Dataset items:

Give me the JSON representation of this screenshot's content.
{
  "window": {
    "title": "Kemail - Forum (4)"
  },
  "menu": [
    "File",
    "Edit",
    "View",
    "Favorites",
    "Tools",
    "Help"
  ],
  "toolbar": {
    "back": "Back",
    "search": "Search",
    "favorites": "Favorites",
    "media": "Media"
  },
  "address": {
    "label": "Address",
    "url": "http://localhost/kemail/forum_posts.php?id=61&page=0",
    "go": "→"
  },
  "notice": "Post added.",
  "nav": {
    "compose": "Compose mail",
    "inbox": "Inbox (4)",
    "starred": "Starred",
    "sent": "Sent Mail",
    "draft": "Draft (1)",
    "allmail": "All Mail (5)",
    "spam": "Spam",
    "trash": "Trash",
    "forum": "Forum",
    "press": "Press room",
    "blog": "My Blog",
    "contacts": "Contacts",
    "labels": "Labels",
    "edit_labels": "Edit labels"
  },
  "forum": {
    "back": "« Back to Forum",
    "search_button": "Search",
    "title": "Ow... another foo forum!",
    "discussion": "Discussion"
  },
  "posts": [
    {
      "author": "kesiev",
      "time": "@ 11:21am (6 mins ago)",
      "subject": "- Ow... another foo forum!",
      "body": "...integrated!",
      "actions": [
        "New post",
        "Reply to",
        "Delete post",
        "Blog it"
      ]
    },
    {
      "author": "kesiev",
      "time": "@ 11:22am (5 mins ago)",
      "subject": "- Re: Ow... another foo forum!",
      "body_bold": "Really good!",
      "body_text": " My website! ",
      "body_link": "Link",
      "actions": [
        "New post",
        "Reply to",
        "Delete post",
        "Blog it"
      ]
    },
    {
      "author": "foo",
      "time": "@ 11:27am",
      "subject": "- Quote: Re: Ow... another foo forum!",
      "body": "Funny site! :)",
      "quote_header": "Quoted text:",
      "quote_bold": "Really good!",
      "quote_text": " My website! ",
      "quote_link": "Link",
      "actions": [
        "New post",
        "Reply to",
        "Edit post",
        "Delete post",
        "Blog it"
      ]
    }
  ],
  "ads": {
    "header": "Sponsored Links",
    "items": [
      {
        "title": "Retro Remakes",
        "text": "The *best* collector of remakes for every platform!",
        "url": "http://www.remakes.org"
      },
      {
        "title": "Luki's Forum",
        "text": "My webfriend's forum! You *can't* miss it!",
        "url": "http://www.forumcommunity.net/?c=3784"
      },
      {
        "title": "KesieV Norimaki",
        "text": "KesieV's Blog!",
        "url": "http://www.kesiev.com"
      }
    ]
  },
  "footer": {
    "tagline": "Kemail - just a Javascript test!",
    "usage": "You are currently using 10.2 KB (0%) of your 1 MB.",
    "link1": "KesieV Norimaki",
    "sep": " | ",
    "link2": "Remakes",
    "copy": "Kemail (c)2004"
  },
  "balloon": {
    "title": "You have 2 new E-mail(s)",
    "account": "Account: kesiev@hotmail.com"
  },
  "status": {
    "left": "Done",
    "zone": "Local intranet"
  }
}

→ REQUIREMENTS
In this exercise, repeat all entries exactly.

→ RIGHT ANSWER
Give me the JSON representation of this screenshot's content.
{
  "window": {
    "title": "Kemail - Forum (4)"
  },
  "menu": [
    "File",
    "Edit",
    "View",
    "Favorites",
    "Tools",
    "Help"
  ],
  "toolbar": {
    "back": "Back",
    "search": "Search",
    "favorites": "Favorites",
    "media": "Media"
  },
  "address": {
    "label": "Address",
    "url": "http://localhost/kemail/forum_posts.php?id=61&page=0",
    "go": "→"
  },
  "notice": "Post added.",
  "nav": {
    "compose": "Compose mail",
    "inbox": "Inbox (4)",
    "starred": "Starred",
    "sent": "Sent Mail",
    "draft": "Draft (1)",
    "allmail": "All Mail (5)",
    "spam": "Spam",
    "trash": "Trash",
    "forum": "Forum",
    "press": "Press room",
    "blog": "My Blog",
    "contacts": "Contacts",
    "labels": "Labels",
    "edit_labels": "Edit labels"
  },
  "forum": {
    "back": "« Back to Forum",
    "search_button": "Search",
    "title": "Ow... another foo forum!",
    "discussion": "Discussion"
  },
  "posts": [
    {
      "author": "kesiev",
      "time": "@ 11:21am (6 mins ago)",
      "subject": "- Ow... another foo forum!",
      "body": "...integrated!",
      "actions": [
        "New post",
        "Reply to",
        "Delete post",
        "Blog it"
      ]
    },
    {
      "author": "kesiev",
      "time": "@ 11:22am (5 mins ago)",
      "subject": "- Re: Ow... another foo forum!",
      "body_bold": "Really good!",
      "body_text": " My website! ",
      "body_link": "Link",
      "actions": [
        "New post",
        "Reply to",
        "Delete post",
        "Blog it"
      ]
    },
    {
      "author": "foo",
      "time": "@ 11:27am",
      "subject": "- Quote: Re: Ow... another foo forum!",
      "body": "Funny site! :)",
      "quote_header": "Quoted text:",
      "quote_bold": "Really good!",
      "quote_text": " My website! ",
      "quote_link": "Link",
      "actions": [
        "New post",
        "Reply to",
        "Edit post",
        "Delete post",
        "Blog it"
      ]
    }
  ],
  "ads": {
    "header": "Sponsored Links",
    "items": [
      {
        "title": "Retro Remakes",
        "text": "The *best* collector of remakes for every platform!",
        "url": "http://www.remakes.org"
      },
      {
        "title": "Luki's Forum",
        "text": "My webfriend's forum! You *can't* miss it!",
        "url": "http://www.forumcommunity.net/?c=3784"
      },
      {
        "title": "KesieV Norimaki",
        "text": "KesieV's Blog!",
        "url": "http://www.kesiev.com"
      }
    ]
  },
  "footer": {
    "tagline": "Kemail - just a Javascript test!",
    "usage": "You are currently using 10.2 KB (0%) of your 1 MB.",
    "link1": "KesieV Norimaki",
    "sep": " | ",
    "link2": "Remakes",
    "copy": "Kemail (c)2004"
  },
  "balloon": {
    "title": "You have 2 new E-mail(s)",
    "account": "Account: kesiev@hotmail.com"
  },
  "status": {
    "left": "Done",
    "zone": "Local intranet"
  }
}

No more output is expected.